Items from a dataset:
□ □ □
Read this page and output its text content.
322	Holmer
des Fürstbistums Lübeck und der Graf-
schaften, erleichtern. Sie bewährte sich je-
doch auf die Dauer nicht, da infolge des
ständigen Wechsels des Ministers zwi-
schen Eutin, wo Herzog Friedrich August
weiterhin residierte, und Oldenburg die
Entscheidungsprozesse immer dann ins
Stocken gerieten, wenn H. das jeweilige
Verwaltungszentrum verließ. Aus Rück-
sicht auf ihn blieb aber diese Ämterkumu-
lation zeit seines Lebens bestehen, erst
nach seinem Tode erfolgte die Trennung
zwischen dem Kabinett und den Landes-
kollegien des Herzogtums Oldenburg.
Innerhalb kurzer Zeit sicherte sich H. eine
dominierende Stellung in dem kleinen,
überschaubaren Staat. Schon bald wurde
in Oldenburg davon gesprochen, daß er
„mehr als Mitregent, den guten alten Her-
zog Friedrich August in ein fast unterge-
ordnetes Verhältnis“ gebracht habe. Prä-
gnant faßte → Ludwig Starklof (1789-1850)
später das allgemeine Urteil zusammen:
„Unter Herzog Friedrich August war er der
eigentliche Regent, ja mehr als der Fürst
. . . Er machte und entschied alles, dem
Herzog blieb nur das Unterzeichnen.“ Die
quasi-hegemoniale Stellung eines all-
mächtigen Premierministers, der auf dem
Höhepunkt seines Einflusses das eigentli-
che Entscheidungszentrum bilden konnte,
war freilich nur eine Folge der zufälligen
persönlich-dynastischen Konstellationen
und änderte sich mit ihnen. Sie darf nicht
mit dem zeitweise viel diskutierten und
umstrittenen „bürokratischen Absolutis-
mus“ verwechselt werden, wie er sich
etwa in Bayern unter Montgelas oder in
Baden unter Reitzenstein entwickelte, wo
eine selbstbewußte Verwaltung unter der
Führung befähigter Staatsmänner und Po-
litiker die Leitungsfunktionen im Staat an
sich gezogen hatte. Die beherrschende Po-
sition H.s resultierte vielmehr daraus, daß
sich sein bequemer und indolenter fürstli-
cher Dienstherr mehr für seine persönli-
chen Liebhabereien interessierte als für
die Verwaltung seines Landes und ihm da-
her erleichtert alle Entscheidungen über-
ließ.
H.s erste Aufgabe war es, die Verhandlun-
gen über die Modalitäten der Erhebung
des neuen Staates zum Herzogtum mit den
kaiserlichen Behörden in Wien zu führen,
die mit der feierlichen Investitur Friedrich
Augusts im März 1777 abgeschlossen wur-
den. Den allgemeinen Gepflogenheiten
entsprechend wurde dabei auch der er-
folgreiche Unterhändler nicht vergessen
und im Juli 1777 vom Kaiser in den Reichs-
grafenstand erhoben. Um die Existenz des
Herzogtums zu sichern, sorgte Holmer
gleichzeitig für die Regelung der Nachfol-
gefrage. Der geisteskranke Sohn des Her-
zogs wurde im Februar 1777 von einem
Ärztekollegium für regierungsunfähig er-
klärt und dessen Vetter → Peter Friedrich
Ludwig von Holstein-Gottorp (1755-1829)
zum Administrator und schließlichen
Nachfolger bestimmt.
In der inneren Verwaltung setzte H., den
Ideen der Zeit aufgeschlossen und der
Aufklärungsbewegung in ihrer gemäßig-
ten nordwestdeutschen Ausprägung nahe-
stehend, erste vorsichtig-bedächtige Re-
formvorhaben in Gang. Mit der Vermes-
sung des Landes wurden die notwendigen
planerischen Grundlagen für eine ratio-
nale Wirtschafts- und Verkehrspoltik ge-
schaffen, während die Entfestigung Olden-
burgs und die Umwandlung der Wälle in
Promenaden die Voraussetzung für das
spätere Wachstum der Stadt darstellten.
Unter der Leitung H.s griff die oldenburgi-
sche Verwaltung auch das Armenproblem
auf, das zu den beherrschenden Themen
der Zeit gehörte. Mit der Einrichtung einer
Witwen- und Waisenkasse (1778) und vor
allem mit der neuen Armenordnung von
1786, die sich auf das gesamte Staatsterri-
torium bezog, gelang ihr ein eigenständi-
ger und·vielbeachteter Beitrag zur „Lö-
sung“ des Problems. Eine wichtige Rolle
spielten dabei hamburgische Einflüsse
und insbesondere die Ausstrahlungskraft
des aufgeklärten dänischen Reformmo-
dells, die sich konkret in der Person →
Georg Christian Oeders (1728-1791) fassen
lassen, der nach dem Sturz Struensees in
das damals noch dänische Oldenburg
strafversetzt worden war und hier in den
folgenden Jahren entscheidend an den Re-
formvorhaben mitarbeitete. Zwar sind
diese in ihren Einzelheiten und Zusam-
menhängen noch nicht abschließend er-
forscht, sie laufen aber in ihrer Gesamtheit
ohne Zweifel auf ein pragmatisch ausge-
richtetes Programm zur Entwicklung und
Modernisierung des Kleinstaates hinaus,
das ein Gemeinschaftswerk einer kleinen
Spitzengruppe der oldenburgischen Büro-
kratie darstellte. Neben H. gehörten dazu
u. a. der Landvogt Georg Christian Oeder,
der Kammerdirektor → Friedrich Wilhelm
□ □ □
# [CHALLENGE]
Copy out the full material exactly as it appears.

# [SOLVED PROBLEM]
Read this page and output its text content.
322	Holmer
des Fürstbistums Lübeck und der Graf-
schaften, erleichtern. Sie bewährte sich je-
doch auf die Dauer nicht, da infolge des
ständigen Wechsels des Ministers zwi-
schen Eutin, wo Herzog Friedrich August
weiterhin residierte, und Oldenburg die
Entscheidungsprozesse immer dann ins
Stocken gerieten, wenn H. das jeweilige
Verwaltungszentrum verließ. Aus Rück-
sicht auf ihn blieb aber diese Ämterkumu-
lation zeit seines Lebens bestehen, erst
nach seinem Tode erfolgte die Trennung
zwischen dem Kabinett und den Landes-
kollegien des Herzogtums Oldenburg.
Innerhalb kurzer Zeit sicherte sich H. eine
dominierende Stellung in dem kleinen,
überschaubaren Staat. Schon bald wurde
in Oldenburg davon gesprochen, daß er
„mehr als Mitregent, den guten alten Her-
zog Friedrich August in ein fast unterge-
ordnetes Verhältnis“ gebracht habe. Prä-
gnant faßte → Ludwig Starklof (1789-1850)
später das allgemeine Urteil zusammen:
„Unter Herzog Friedrich August war er der
eigentliche Regent, ja mehr als der Fürst
. . . Er machte und entschied alles, dem
Herzog blieb nur das Unterzeichnen.“ Die
quasi-hegemoniale Stellung eines all-
mächtigen Premierministers, der auf dem
Höhepunkt seines Einflusses das eigentli-
che Entscheidungszentrum bilden konnte,
war freilich nur eine Folge der zufälligen
persönlich-dynastischen Konstellationen
und änderte sich mit ihnen. Sie darf nicht
mit dem zeitweise viel diskutierten und
umstrittenen „bürokratischen Absolutis-
mus“ verwechselt werden, wie er sich
etwa in Bayern unter Montgelas oder in
Baden unter Reitzenstein entwickelte, wo
eine selbstbewußte Verwaltung unter der
Führung befähigter Staatsmänner und Po-
litiker die Leitungsfunktionen im Staat an
sich gezogen hatte. Die beherrschende Po-
sition H.s resultierte vielmehr daraus, daß
sich sein bequemer und indolenter fürstli-
cher Dienstherr mehr für seine persönli-
chen Liebhabereien interessierte als für
die Verwaltung seines Landes und ihm da-
her erleichtert alle Entscheidungen über-
ließ.
H.s erste Aufgabe war es, die Verhandlun-
gen über die Modalitäten der Erhebung
des neuen Staates zum Herzogtum mit den
kaiserlichen Behörden in Wien zu führen,
die mit der feierlichen Investitur Friedrich
Augusts im März 1777 abgeschlossen wur-
den. Den allgemeinen Gepflogenheiten
entsprechend wurde dabei auch der er-
folgreiche Unterhändler nicht vergessen
und im Juli 1777 vom Kaiser in den Reichs-
grafenstand erhoben. Um die Existenz des
Herzogtums zu sichern, sorgte Holmer
gleichzeitig für die Regelung der Nachfol-
gefrage. Der geisteskranke Sohn des Her-
zogs wurde im Februar 1777 von einem
Ärztekollegium für regierungsunfähig er-
klärt und dessen Vetter → Peter Friedrich
Ludwig von Holstein-Gottorp (1755-1829)
zum Administrator und schließlichen
Nachfolger bestimmt.
In der inneren Verwaltung setzte H., den
Ideen der Zeit aufgeschlossen und der
Aufklärungsbewegung in ihrer gemäßig-
ten nordwestdeutschen Ausprägung nahe-
stehend, erste vorsichtig-bedächtige Re-
formvorhaben in Gang. Mit der Vermes-
sung des Landes wurden die notwendigen
planerischen Grundlagen für eine ratio-
nale Wirtschafts- und Verkehrspoltik ge-
schaffen, während die Entfestigung Olden-
burgs und die Umwandlung der Wälle in
Promenaden die Voraussetzung für das
spätere Wachstum der Stadt darstellten.
Unter der Leitung H.s griff die oldenburgi-
sche Verwaltung auch das Armenproblem
auf, das zu den beherrschenden Themen
der Zeit gehörte. Mit der Einrichtung einer
Witwen- und Waisenkasse (1778) und vor
allem mit der neuen Armenordnung von
1786, die sich auf das gesamte Staatsterri-
torium bezog, gelang ihr ein eigenständi-
ger und·vielbeachteter Beitrag zur „Lö-
sung“ des Problems. Eine wichtige Rolle
spielten dabei hamburgische Einflüsse
und insbesondere die Ausstrahlungskraft
des aufgeklärten dänischen Reformmo-
dells, die sich konkret in der Person →
Georg Christian Oeders (1728-1791) fassen
lassen, der nach dem Sturz Struensees in
das damals noch dänische Oldenburg
strafversetzt worden war und hier in den
folgenden Jahren entscheidend an den Re-
formvorhaben mitarbeitete. Zwar sind
diese in ihren Einzelheiten und Zusam-
menhängen noch nicht abschließend er-
forscht, sie laufen aber in ihrer Gesamtheit
ohne Zweifel auf ein pragmatisch ausge-
richtetes Programm zur Entwicklung und
Modernisierung des Kleinstaates hinaus,
das ein Gemeinschaftswerk einer kleinen
Spitzengruppe der oldenburgischen Büro-
kratie darstellte. Neben H. gehörten dazu
u. a. der Landvogt Georg Christian Oeder,
der Kammerdirektor → Friedrich Wilhelm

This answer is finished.